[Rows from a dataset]
[start]

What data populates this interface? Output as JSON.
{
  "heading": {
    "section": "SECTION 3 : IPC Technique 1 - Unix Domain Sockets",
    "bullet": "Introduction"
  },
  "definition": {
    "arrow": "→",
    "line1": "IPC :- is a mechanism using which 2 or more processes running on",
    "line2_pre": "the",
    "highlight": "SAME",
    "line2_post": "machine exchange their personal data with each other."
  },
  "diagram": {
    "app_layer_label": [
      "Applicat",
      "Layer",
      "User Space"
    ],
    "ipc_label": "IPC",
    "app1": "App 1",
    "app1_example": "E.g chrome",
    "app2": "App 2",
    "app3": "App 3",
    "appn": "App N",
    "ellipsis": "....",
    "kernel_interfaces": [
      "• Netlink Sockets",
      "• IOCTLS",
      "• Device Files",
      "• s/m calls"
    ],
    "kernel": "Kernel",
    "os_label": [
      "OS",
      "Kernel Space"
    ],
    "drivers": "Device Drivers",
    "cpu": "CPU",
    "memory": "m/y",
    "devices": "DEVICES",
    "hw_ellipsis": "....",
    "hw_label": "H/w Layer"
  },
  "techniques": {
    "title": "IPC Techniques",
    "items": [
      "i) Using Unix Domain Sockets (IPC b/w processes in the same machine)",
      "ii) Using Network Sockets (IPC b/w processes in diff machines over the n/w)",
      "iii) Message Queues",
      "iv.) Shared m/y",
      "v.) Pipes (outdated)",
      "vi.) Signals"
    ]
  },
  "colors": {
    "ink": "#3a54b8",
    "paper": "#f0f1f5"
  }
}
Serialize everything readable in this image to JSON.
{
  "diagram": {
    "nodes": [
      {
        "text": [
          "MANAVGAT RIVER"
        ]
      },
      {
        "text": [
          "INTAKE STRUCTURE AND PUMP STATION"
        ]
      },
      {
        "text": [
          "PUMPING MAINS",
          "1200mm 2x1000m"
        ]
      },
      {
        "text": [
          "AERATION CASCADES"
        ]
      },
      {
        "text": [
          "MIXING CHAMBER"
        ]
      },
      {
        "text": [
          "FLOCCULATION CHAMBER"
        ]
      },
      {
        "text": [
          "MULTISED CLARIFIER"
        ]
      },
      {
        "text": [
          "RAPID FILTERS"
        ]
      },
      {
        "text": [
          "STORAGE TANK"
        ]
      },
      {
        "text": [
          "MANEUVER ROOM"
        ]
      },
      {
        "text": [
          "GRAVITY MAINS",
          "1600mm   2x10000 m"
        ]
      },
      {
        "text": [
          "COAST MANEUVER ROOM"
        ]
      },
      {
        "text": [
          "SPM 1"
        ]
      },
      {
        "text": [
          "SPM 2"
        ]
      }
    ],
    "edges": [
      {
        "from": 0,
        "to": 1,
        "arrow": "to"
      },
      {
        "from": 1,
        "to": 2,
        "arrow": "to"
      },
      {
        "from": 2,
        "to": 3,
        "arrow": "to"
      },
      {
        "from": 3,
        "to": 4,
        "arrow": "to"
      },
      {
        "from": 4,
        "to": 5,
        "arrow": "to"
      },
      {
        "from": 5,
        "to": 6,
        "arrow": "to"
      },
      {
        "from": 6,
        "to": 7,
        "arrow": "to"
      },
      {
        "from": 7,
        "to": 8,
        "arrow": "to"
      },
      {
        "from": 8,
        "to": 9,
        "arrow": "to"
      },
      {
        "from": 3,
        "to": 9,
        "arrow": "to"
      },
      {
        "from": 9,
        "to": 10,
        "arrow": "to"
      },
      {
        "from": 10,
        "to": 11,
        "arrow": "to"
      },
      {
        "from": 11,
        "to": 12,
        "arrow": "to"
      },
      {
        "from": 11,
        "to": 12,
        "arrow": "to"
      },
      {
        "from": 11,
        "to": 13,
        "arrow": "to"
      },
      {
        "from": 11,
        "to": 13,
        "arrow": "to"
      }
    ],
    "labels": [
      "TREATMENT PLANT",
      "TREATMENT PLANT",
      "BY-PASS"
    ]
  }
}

[end]

### WHAT NEEDS TO BE DONE
From the listing above, copy all lines holding the word "JSON".

### EXERCISE RESPONSE
What data populates this interface? Output as JSON.
Serialize everything readable in this image to JSON.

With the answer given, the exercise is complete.